**Task description:** Recast the lines from the first one through the line containing "cell-gtd-selected[interactable] [1307, 304, 1490, 324]" as a Markdown table with the columns No. and Line, one row per line, skipping blank lines.

**Dataset content:**
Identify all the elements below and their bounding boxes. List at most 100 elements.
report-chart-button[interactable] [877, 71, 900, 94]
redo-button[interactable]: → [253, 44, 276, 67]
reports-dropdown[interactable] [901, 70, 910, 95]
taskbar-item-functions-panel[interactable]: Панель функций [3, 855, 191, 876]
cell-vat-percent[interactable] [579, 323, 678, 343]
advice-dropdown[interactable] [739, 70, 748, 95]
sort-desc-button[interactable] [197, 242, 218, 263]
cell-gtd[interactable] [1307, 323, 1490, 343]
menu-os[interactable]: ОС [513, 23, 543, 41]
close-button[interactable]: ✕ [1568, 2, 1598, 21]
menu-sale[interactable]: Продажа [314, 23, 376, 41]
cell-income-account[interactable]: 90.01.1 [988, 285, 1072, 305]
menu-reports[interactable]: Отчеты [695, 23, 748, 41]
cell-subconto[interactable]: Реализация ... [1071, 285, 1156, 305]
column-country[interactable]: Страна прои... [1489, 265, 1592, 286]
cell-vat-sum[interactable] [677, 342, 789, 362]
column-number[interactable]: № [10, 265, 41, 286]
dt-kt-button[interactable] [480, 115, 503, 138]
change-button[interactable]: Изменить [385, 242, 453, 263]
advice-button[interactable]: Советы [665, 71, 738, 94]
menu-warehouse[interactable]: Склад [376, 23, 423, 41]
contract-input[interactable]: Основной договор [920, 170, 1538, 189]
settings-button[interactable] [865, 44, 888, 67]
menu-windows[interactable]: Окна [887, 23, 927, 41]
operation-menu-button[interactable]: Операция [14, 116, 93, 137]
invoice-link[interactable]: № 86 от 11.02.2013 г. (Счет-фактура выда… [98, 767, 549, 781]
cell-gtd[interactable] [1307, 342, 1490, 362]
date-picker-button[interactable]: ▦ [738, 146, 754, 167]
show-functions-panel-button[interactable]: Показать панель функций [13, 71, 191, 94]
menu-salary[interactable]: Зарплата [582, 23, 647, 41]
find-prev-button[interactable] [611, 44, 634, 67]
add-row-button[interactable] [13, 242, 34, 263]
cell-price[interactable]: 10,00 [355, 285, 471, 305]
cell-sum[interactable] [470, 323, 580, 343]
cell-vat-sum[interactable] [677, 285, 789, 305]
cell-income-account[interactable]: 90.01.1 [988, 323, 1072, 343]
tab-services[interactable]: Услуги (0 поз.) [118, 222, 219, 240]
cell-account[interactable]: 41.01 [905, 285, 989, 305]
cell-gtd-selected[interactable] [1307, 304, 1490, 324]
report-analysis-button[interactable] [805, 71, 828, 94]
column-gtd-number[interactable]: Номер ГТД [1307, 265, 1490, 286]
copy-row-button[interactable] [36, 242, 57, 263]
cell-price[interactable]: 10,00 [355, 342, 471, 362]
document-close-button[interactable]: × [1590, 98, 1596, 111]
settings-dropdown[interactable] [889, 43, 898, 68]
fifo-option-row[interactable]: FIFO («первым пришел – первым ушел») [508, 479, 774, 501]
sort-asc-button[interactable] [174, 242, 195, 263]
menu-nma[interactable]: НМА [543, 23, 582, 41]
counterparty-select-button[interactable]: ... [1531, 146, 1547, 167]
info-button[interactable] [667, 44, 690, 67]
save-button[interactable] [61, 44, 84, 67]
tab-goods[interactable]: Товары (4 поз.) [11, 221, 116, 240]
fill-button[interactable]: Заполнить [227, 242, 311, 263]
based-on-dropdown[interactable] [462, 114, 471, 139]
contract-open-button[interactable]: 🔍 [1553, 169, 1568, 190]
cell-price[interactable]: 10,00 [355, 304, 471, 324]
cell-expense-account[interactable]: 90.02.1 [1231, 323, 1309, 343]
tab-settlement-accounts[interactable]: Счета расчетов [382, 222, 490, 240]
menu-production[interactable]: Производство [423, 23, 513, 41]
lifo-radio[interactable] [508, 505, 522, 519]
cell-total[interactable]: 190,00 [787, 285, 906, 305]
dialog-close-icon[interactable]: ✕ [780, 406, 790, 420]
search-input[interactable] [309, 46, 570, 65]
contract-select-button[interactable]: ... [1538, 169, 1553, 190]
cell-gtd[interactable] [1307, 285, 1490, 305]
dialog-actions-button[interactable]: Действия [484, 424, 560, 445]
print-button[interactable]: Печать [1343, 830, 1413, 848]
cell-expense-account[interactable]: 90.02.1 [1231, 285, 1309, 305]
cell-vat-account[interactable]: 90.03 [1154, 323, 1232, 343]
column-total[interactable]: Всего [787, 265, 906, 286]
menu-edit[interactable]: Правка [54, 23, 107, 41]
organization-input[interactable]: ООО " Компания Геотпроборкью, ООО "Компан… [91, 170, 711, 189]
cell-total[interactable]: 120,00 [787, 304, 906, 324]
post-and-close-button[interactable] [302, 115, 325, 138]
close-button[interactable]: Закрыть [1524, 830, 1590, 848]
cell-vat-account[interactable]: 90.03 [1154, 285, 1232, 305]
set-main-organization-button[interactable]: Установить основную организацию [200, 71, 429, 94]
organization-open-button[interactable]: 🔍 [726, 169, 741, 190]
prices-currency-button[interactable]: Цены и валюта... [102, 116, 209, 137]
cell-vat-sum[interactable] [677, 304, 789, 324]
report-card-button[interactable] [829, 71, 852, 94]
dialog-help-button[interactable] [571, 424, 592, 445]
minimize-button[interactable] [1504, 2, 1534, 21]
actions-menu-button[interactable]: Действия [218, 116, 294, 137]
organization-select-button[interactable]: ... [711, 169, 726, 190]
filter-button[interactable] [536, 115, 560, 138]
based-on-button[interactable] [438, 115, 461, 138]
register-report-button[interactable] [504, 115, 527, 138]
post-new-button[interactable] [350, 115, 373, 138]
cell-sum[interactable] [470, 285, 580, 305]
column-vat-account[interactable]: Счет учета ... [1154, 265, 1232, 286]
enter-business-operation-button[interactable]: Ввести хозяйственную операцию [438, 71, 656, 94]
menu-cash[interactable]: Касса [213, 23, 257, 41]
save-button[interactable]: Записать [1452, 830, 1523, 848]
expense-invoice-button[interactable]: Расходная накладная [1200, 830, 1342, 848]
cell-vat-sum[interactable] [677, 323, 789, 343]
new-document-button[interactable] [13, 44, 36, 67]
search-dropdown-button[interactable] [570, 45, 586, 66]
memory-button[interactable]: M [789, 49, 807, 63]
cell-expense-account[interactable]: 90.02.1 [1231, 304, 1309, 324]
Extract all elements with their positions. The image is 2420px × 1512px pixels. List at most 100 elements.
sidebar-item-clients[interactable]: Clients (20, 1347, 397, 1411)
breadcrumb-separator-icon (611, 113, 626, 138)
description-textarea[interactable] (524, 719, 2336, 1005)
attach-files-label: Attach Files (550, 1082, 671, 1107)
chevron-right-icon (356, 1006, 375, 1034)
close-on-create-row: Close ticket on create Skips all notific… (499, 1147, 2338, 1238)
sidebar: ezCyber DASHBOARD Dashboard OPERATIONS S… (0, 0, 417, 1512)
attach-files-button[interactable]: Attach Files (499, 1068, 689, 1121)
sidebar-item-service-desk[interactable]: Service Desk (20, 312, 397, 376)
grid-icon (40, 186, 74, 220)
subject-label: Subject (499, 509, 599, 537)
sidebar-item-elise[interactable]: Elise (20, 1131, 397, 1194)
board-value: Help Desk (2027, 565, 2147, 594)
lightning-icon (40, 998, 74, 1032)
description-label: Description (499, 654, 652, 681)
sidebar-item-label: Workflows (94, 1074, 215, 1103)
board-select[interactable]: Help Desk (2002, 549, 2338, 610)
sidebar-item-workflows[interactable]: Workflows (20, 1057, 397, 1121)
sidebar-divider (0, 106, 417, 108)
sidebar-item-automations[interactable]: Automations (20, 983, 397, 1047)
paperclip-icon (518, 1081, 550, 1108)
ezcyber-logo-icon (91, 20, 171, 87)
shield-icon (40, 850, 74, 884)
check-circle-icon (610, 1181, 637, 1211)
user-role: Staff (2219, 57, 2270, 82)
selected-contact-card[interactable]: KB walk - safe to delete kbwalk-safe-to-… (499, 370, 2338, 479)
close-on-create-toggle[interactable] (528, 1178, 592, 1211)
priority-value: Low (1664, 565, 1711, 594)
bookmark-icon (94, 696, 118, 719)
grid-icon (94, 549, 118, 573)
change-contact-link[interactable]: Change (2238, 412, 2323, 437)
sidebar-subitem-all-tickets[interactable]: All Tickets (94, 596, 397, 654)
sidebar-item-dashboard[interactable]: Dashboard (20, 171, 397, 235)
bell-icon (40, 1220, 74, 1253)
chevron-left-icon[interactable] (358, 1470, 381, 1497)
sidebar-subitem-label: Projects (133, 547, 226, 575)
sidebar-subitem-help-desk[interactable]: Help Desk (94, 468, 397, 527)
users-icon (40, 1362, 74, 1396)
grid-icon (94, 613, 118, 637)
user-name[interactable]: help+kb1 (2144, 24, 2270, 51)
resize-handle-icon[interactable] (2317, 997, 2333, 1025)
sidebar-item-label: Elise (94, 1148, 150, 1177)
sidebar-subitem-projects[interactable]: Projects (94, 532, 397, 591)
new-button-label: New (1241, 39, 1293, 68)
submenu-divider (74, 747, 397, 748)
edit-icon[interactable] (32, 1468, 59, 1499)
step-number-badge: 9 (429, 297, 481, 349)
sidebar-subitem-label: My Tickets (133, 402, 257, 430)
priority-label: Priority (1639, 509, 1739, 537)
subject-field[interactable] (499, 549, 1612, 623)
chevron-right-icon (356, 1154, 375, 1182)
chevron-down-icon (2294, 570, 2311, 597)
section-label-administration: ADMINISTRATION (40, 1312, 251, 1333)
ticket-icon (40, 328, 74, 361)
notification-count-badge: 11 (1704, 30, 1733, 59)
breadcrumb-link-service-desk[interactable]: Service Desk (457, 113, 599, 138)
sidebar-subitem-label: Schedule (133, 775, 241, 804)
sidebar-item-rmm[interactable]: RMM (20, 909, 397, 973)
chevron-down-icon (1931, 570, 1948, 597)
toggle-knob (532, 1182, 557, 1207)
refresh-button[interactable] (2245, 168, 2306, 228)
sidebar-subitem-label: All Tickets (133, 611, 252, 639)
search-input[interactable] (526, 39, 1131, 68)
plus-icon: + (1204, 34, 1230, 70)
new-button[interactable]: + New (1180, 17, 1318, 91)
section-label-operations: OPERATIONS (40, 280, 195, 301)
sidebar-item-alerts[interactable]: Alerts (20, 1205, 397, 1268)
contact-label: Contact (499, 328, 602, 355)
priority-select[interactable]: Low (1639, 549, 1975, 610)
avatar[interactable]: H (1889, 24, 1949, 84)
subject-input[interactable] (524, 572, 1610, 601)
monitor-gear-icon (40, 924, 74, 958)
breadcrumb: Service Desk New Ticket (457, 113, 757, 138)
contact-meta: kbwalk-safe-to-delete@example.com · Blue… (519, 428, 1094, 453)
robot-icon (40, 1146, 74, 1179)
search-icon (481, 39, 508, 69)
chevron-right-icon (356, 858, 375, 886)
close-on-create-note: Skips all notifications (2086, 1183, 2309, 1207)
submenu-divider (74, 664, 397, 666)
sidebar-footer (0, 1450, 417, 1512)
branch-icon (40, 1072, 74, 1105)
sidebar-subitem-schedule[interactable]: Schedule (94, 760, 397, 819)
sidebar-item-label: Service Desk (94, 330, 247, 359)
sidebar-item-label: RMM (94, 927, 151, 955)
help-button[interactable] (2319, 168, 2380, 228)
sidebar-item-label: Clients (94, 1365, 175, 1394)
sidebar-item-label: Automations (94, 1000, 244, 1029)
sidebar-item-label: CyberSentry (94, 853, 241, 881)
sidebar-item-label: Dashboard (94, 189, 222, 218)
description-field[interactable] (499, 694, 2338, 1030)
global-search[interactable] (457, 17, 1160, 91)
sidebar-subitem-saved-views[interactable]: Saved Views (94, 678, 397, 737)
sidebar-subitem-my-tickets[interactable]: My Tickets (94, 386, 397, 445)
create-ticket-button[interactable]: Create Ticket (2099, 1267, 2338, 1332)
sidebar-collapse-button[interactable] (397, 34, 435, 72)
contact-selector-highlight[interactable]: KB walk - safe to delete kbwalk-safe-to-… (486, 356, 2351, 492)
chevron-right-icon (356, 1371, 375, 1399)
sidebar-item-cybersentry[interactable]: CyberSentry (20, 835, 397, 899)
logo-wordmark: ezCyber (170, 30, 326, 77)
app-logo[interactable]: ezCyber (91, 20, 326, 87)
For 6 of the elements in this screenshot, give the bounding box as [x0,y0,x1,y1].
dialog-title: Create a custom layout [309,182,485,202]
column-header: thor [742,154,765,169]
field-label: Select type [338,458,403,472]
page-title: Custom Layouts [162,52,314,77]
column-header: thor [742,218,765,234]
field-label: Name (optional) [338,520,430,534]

**Finished task:**
| No. | Line |
|---|---|
| 1 | Identify all the elements below and their bounding boxes. List at most 100 elements. |
| 2 | report-chart-button[interactable] [877, 71, 900, 94] |
| 3 | redo-button[interactable]: → [253, 44, 276, 67] |
| 4 | reports-dropdown[interactable] [901, 70, 910, 95] |
| 5 | taskbar-item-functions-panel[interactable]: Панель функций [3, 855, 191, 876] |
| 6 | cell-vat-percent[interactable] [579, 323, 678, 343] |
| 7 | advice-dropdown[interactable] [739, 70, 748, 95] |
| 8 | sort-desc-button[interactable] [197, 242, 218, 263] |
| 9 | cell-gtd[interactable] [1307, 323, 1490, 343] |
| 10 | menu-os[interactable]: ОС [513, 23, 543, 41] |
| 11 | close-button[interactable]: ✕ [1568, 2, 1598, 21] |
| 12 | menu-sale[interactable]: Продажа [314, 23, 376, 41] |
| 13 | cell-income-account[interactable]: 90.01.1 [988, 285, 1072, 305] |
| 14 | menu-reports[interactable]: Отчеты [695, 23, 748, 41] |
| 15 | cell-subconto[interactable]: Реализация ... [1071, 285, 1156, 305] |
| 16 | column-country[interactable]: Страна прои... [1489, 265, 1592, 286] |
| 17 | cell-vat-sum[interactable] [677, 342, 789, 362] |
| 18 | column-number[interactable]: № [10, 265, 41, 286] |
| 19 | dt-kt-button[interactable] [480, 115, 503, 138] |
| 20 | change-button[interactable]: Изменить [385, 242, 453, 263] |
| 21 | advice-button[interactable]: Советы [665, 71, 738, 94] |
| 22 | menu-warehouse[interactable]: Склад [376, 23, 423, 41] |
| 23 | contract-input[interactable]: Основной договор [920, 170, 1538, 189] |
| 24 | settings-button[interactable] [865, 44, 888, 67] |
| 25 | menu-windows[interactable]: Окна [887, 23, 927, 41] |
| 26 | operation-menu-button[interactable]: Операция [14, 116, 93, 137] |
| 27 | invoice-link[interactable]: № 86 от 11.02.2013 г. (Счет-фактура выда… [98, 767, 549, 781] |
| 28 | cell-gtd[interactable] [1307, 342, 1490, 362] |
| 29 | date-picker-button[interactable]: ▦ [738, 146, 754, 167] |
| 30 | show-functions-panel-button[interactable]: Показать панель функций [13, 71, 191, 94] |
| 31 | menu-salary[interactable]: Зарплата [582, 23, 647, 41] |
| 32 | find-prev-button[interactable] [611, 44, 634, 67] |
| 33 | add-row-button[interactable] [13, 242, 34, 263] |
| 34 | cell-price[interactable]: 10,00 [355, 285, 471, 305] |
| 35 | cell-sum[interactable] [470, 323, 580, 343] |
| 36 | cell-vat-sum[interactable] [677, 285, 789, 305] |
| 37 | cell-income-account[interactable]: 90.01.1 [988, 323, 1072, 343] |
| 38 | tab-services[interactable]: Услуги (0 поз.) [118, 222, 219, 240] |
| 39 | cell-account[interactable]: 41.01 [905, 285, 989, 305] |
| 40 | cell-gtd-selected[interactable] [1307, 304, 1490, 324] |